→ PROBLEM TO WORK ON
How many lines in the records below contain the word "JSON"? Answer with the number alone.
↓↓↓
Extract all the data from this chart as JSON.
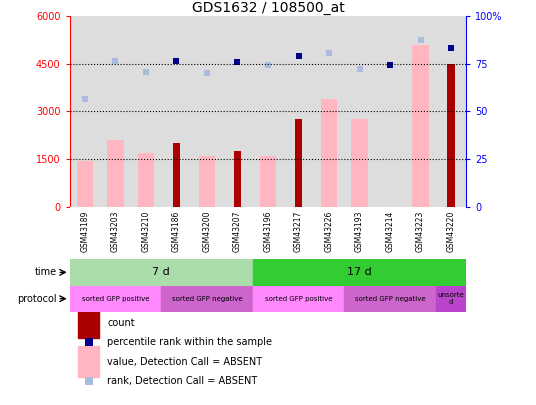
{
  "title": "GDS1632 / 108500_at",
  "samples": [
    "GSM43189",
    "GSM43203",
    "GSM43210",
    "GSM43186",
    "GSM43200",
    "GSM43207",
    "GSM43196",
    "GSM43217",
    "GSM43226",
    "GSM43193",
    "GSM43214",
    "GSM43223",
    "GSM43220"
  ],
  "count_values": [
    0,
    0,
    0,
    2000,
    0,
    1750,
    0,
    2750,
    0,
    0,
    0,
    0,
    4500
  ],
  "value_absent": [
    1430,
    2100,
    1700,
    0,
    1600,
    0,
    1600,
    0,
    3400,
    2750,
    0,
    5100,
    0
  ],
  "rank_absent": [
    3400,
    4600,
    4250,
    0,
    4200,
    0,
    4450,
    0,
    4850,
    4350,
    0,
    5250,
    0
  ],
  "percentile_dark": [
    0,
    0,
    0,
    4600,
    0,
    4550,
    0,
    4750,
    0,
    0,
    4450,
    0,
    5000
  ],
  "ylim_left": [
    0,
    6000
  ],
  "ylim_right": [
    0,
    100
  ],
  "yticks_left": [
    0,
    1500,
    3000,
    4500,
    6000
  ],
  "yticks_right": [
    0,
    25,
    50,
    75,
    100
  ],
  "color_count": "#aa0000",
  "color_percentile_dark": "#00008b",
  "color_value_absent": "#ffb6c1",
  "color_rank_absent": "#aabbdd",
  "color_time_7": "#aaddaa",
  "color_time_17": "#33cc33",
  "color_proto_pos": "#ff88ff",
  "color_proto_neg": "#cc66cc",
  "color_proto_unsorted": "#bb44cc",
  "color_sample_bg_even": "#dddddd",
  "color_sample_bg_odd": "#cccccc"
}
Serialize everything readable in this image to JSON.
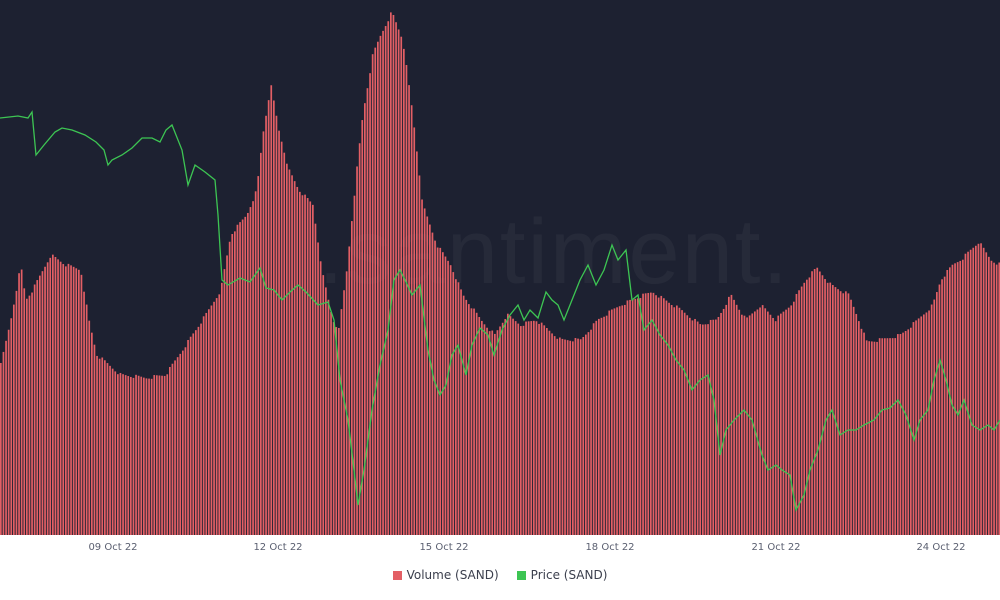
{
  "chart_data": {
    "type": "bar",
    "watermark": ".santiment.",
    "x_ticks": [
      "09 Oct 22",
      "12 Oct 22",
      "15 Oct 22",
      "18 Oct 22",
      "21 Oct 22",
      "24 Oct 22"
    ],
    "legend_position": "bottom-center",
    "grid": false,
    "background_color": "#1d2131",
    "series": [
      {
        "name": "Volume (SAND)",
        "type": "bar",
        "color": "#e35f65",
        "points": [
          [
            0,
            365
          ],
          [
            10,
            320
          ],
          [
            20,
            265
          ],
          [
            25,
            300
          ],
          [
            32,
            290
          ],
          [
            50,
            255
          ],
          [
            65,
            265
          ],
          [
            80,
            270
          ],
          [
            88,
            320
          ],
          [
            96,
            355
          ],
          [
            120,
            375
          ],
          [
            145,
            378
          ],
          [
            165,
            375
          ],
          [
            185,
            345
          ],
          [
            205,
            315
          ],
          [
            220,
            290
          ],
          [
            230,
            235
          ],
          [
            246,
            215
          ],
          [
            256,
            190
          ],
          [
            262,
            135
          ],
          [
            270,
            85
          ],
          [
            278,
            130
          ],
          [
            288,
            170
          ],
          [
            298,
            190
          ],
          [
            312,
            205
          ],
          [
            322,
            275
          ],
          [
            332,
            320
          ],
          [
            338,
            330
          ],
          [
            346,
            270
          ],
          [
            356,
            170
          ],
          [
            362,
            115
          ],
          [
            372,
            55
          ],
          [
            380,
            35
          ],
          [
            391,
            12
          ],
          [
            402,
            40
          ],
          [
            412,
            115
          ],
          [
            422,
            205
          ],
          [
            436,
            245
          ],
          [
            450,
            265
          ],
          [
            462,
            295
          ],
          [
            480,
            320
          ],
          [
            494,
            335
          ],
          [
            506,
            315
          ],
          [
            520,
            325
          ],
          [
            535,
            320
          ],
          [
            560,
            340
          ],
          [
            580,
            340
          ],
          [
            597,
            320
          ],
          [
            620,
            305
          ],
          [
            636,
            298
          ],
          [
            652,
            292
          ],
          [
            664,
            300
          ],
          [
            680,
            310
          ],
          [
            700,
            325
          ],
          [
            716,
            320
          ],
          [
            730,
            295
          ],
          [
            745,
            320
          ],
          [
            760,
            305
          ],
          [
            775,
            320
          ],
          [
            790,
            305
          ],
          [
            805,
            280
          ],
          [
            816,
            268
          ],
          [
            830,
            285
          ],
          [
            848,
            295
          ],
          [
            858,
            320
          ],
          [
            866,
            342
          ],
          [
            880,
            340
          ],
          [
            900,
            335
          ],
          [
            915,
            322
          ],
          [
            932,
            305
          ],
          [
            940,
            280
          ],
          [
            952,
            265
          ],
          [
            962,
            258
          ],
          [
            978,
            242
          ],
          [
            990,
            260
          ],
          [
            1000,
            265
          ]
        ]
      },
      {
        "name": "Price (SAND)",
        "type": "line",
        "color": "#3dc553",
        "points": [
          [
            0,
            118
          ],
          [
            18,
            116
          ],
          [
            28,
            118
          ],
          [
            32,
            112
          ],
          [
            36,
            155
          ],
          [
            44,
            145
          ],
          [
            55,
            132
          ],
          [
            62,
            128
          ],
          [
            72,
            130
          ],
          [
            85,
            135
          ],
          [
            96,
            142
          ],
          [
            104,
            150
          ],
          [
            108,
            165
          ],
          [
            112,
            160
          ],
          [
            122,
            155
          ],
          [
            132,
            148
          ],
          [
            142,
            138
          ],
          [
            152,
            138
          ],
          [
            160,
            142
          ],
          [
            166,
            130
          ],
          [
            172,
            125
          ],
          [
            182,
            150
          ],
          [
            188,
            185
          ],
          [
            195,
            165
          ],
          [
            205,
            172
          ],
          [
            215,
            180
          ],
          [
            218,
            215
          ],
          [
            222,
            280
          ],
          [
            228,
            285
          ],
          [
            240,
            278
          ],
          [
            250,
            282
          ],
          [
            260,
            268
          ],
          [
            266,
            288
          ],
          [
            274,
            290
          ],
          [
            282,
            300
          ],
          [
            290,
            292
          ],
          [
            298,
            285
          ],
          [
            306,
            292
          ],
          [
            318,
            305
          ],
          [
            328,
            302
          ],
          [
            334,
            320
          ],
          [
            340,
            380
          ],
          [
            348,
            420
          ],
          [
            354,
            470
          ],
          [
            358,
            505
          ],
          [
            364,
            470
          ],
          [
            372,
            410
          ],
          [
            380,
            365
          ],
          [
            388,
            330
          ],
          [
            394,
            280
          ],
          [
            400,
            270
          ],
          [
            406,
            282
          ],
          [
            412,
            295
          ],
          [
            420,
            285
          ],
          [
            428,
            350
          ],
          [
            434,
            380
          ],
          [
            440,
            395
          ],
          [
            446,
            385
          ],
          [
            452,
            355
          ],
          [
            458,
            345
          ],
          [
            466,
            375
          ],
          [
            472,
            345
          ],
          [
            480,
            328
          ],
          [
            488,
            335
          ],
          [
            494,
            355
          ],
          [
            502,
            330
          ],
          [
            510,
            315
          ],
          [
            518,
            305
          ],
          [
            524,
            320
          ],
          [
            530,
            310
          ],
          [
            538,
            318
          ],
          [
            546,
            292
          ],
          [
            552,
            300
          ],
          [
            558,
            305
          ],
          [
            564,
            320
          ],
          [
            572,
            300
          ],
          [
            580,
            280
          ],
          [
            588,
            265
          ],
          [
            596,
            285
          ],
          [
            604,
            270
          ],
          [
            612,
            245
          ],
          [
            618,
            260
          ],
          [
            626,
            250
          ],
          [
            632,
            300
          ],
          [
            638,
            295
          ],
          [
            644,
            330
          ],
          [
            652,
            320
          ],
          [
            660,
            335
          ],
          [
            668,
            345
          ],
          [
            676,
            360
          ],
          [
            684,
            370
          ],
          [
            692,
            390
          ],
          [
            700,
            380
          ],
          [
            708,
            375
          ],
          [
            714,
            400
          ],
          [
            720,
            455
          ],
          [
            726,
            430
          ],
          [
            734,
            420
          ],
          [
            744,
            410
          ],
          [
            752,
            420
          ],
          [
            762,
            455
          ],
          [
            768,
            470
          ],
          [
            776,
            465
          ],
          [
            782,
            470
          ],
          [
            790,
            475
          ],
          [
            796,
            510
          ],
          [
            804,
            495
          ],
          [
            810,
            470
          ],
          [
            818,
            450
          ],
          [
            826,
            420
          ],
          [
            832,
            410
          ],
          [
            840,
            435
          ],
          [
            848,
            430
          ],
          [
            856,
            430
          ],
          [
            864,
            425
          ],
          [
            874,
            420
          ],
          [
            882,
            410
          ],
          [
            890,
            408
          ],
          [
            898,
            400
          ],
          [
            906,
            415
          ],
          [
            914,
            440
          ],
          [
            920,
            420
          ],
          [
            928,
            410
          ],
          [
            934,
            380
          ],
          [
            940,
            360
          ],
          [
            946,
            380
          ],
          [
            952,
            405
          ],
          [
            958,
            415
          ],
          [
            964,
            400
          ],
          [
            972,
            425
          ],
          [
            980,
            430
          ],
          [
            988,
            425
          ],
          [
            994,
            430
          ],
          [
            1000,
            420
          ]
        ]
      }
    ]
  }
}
↑↑↑
↓↓↓
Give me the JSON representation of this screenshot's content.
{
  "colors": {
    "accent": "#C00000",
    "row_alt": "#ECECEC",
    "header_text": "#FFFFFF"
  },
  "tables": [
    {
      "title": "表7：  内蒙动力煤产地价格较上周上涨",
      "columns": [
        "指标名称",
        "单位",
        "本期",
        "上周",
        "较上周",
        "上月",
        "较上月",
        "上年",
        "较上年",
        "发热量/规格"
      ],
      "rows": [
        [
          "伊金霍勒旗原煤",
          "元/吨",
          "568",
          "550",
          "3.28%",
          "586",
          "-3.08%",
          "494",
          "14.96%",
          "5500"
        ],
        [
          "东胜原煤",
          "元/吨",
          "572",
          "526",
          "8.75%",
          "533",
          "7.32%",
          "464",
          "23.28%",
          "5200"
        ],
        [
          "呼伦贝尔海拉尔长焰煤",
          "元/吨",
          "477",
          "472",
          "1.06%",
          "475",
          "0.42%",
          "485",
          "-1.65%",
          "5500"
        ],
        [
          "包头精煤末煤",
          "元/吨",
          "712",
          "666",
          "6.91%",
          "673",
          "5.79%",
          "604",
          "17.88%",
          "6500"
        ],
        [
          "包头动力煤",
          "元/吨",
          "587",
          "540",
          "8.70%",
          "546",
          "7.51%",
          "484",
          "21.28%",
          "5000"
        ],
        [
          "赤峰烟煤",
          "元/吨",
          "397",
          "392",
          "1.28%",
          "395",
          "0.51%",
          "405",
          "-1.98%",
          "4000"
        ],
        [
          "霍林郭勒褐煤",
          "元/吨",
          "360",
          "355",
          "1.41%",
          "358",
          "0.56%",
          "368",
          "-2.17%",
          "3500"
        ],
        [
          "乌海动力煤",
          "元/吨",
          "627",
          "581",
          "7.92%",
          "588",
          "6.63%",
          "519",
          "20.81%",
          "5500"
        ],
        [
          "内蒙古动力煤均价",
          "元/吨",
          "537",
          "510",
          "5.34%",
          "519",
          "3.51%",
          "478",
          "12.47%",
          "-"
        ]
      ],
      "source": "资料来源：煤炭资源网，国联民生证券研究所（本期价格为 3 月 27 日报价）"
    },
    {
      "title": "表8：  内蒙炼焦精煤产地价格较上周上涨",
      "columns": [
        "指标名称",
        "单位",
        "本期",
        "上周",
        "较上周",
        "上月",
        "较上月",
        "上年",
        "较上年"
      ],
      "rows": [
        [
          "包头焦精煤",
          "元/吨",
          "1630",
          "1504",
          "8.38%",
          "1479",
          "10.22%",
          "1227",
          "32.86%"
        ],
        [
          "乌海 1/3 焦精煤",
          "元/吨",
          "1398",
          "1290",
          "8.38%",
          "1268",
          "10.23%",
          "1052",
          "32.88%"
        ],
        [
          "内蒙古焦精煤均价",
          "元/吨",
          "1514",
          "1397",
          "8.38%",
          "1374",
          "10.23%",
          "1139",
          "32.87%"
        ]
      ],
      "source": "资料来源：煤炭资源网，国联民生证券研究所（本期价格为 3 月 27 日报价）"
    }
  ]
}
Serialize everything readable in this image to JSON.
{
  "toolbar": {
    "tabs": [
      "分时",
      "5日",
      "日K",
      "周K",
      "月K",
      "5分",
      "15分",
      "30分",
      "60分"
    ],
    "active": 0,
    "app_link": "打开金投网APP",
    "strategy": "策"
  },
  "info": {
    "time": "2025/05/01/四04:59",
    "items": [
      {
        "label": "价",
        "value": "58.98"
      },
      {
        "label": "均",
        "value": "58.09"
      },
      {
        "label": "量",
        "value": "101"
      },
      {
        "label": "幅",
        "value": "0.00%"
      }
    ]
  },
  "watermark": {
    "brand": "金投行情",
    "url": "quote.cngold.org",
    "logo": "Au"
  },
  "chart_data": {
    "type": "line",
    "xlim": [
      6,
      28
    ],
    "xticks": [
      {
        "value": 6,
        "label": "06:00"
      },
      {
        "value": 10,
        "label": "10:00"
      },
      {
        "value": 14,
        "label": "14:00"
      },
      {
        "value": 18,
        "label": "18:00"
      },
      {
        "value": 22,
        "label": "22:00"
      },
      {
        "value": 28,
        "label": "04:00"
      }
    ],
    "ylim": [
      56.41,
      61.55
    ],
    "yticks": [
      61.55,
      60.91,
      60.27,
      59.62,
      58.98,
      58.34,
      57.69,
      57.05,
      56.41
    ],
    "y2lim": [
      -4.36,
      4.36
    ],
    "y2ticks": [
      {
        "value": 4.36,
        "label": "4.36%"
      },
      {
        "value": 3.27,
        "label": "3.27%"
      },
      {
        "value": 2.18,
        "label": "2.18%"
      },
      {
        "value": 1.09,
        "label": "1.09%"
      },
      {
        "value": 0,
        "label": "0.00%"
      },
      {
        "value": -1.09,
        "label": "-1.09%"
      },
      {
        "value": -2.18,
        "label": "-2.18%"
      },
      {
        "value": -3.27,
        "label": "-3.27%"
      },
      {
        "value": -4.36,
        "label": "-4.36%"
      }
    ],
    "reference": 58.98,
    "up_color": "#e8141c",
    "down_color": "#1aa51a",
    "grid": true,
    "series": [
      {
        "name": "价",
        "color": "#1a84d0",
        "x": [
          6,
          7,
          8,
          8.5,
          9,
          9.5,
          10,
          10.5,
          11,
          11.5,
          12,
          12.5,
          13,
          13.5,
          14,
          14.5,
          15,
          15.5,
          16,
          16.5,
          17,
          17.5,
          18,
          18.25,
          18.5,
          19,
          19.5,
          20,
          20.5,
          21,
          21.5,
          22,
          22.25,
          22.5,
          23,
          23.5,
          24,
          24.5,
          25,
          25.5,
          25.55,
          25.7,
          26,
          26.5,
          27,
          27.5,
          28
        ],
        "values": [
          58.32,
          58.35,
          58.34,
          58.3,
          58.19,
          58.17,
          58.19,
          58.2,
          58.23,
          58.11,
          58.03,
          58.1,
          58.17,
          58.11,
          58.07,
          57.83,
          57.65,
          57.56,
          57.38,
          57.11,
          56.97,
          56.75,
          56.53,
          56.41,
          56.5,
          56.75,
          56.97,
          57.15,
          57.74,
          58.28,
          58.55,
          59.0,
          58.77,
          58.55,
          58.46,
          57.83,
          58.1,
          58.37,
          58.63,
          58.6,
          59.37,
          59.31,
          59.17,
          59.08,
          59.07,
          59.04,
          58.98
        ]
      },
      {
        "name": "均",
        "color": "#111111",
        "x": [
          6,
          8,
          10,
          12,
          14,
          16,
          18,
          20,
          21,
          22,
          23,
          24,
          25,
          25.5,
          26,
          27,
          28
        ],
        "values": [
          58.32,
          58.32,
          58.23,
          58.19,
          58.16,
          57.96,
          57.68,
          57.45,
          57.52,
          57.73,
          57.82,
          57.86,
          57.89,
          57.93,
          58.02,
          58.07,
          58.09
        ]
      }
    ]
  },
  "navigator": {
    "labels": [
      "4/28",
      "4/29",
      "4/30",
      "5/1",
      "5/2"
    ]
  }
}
↑↑↑
→ ANSWER BELOW
4